— TEXTE FOURNI —
Pour juger Louise Labé, la belle cordière, il ne faudrait pas se fier au témoignage de Du Verdier, de Bayle, de Calvin, de La Monnoye. Ces contempteurs du génie féminin prêtent volontiers l’oreille aux calomnies de l’histoire. Ils transforment sans scrupule en courtisane la pauvre âme amoureuse, et la chevaleresque héroïne en vagabonde, et l’ardente élégiaque en vulgaire bacchante. Plutôt que de les écouter, je me soumettrais avec charme à l’autorité de la tradition populaire qui a fait de l’élève de Maurice Scève l’Héloïse de Lyon, et je partagerais l’enthousiasme naïf de ces gardes nationaux de 93, qui mirent sur leur drapeau l’image de la belle cordière, comme si elle eût été une Jeanne Hachette ou une Pucelle d’Orléans.

— CONSIGNES —
1. D'après le texte sur Louise Labé, de qui celle-ci a-t-elle été l'élève ?
2. Recopiez le passage du texte sur Louise Labé qui commence par les mots contenant « Pour juger Louise » et qui se termine par « une Pucelle d’Orléans. ».
Les lignes qui suivent n'ont aucun lien avec le texte sur Louise Labé.

— DONNÉES FOURNIES —
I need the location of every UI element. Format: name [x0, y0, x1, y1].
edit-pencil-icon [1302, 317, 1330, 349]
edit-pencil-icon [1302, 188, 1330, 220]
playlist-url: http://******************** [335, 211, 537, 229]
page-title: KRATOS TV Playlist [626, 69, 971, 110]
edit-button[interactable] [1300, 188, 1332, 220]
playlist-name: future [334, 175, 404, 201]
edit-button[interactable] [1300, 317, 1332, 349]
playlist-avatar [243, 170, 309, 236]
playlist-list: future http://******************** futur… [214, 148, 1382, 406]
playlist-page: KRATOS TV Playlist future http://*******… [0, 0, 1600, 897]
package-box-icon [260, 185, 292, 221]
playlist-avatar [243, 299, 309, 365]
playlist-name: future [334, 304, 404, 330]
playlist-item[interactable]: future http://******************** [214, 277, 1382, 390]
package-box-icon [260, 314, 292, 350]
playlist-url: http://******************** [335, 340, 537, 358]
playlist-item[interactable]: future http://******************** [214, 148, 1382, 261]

---

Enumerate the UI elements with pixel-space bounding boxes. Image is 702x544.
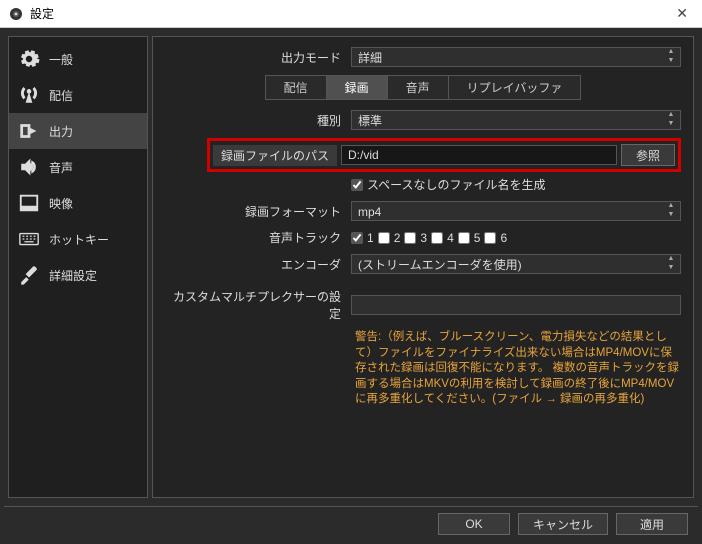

— RÉPONSES AUX CONSIGNES —
1. De Maurice Scève.

2.
Pour juger Louise Labé, la belle cordière, il ne faudrait pas se fier au témoignage de Du Verdier, de Bayle, de Calvin, de La Monnoye. Ces contempteurs du génie féminin prêtent volontiers l’oreille aux calomnies de l’histoire. Ils transforment sans scrupule en courtisane la pauvre âme amoureuse, et la chevaleresque héroïne en vagabonde, et l’ardente élégiaque en vulgaire bacchante. Plutôt que de les écouter, je me soumettrais avec charme à l’autorité de la tradition populaire qui a fait de l’élève de Maurice Scève l’Héloïse de Lyon, et je partagerais l’enthousiasme naïf de ces gardes nationaux de 93, qui mirent sur leur drapeau l’image de la belle cordière, comme si elle eût été une Jeanne Hachette ou une Pucelle d’Orléans.